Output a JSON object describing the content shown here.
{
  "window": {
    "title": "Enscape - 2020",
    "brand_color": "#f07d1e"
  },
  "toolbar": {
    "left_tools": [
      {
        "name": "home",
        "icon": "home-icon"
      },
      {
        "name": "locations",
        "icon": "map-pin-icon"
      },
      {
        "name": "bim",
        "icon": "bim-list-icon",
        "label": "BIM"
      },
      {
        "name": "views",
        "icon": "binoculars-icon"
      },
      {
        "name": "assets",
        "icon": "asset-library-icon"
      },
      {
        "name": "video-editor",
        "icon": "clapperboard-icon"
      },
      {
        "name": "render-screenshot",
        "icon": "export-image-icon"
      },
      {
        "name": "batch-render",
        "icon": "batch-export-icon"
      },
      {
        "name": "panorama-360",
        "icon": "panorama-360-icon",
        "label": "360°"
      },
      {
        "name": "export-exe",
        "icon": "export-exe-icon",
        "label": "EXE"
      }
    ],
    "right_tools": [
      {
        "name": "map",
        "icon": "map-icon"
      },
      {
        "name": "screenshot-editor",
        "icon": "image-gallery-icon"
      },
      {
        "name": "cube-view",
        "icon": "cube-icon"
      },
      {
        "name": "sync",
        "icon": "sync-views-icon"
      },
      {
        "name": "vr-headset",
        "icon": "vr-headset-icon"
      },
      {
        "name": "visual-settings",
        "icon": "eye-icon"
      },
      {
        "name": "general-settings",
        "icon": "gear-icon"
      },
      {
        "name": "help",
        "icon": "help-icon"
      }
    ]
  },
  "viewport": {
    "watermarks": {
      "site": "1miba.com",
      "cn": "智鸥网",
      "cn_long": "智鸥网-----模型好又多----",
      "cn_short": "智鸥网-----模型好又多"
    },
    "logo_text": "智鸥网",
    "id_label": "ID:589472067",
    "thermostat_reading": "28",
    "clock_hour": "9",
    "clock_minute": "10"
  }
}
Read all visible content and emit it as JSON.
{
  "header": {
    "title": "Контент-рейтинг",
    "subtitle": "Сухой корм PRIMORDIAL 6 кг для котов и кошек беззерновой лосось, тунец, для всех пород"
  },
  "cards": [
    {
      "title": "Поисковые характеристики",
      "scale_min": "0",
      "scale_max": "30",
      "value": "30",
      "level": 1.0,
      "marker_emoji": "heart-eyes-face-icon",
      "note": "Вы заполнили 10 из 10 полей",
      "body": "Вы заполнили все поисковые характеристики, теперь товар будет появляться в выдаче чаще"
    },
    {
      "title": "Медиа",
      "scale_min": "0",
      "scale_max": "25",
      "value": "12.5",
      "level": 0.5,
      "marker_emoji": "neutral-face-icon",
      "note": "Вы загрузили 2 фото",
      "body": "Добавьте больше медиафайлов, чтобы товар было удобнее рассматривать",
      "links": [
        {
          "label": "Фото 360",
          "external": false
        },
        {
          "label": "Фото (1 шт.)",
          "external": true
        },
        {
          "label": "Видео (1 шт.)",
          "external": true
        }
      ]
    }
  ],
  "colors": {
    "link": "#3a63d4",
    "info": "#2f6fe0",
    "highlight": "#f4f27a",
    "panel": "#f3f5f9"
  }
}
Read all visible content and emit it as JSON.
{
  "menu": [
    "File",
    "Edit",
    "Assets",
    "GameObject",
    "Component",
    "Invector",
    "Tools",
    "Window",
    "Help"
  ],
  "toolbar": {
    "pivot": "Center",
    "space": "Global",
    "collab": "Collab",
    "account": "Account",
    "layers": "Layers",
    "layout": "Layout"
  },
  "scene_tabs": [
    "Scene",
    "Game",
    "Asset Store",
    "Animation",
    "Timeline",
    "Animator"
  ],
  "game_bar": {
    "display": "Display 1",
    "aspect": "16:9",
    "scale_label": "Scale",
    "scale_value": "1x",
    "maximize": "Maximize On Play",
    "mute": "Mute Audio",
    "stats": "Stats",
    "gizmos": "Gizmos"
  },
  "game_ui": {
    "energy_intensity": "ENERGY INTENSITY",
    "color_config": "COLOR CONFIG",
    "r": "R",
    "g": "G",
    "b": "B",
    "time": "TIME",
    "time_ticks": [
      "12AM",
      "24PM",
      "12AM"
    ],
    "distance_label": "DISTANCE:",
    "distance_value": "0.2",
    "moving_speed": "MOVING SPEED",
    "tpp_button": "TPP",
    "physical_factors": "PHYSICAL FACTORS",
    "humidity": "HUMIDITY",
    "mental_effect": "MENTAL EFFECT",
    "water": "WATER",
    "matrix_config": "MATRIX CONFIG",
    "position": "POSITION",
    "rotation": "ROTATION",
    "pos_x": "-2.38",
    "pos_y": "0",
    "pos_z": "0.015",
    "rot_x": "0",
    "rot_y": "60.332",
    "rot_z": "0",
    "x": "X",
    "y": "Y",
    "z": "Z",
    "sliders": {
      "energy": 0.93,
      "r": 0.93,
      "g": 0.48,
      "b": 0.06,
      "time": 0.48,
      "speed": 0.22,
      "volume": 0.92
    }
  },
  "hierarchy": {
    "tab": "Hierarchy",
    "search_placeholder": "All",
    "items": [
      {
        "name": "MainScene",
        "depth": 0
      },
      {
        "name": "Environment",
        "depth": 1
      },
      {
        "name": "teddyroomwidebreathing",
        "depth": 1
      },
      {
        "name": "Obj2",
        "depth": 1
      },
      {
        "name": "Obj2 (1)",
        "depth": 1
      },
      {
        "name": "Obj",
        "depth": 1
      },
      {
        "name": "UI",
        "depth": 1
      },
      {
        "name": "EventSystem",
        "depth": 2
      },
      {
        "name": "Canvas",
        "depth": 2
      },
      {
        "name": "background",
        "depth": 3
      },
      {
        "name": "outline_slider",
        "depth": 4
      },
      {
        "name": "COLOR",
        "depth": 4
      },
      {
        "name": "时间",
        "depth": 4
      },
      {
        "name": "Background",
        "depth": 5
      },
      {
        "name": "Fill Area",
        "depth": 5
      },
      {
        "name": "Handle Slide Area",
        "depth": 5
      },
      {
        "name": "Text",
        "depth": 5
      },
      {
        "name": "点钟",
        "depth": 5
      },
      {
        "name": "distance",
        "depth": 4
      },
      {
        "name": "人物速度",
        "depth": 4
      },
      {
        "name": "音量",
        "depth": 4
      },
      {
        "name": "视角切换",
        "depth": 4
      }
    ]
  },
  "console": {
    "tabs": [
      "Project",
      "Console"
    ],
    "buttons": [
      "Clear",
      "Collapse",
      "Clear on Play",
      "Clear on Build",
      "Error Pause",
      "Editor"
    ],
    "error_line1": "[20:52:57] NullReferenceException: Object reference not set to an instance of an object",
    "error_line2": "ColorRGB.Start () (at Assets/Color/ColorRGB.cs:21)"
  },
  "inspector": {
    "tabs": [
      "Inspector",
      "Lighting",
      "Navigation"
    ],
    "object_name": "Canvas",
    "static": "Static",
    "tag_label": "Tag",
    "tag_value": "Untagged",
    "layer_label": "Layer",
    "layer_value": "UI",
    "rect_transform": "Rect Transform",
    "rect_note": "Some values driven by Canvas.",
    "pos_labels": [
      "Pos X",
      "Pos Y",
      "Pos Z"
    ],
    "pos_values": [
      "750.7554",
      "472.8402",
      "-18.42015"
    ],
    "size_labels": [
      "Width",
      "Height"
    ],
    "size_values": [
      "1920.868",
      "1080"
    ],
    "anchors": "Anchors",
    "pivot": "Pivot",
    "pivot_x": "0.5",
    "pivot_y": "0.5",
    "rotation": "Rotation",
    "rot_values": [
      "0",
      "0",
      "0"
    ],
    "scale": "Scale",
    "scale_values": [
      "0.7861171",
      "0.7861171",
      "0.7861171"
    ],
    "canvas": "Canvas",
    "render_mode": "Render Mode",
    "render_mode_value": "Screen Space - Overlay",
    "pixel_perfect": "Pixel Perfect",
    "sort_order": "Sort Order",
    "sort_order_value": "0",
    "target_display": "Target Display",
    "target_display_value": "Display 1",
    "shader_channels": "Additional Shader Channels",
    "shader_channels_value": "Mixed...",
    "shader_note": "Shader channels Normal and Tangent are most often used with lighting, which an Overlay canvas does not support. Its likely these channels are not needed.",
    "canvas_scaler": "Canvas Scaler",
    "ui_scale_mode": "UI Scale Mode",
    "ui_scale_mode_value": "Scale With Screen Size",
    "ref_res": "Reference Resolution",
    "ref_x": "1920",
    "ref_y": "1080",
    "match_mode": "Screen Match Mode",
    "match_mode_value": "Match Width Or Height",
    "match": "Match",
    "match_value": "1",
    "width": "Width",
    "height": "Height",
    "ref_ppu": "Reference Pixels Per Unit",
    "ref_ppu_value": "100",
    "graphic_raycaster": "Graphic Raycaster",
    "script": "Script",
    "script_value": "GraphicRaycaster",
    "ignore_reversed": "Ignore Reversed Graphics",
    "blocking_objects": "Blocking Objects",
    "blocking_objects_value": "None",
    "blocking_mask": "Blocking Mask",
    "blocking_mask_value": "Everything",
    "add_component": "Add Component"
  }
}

■ ■ ■ ■

### [WHAT NEEDS TO BE DONE]
Pull out every line in the data above that has the word "settings".

### [ANSWER TO THE TASK]
        "name": "visual-settings",
        "name": "general-settings",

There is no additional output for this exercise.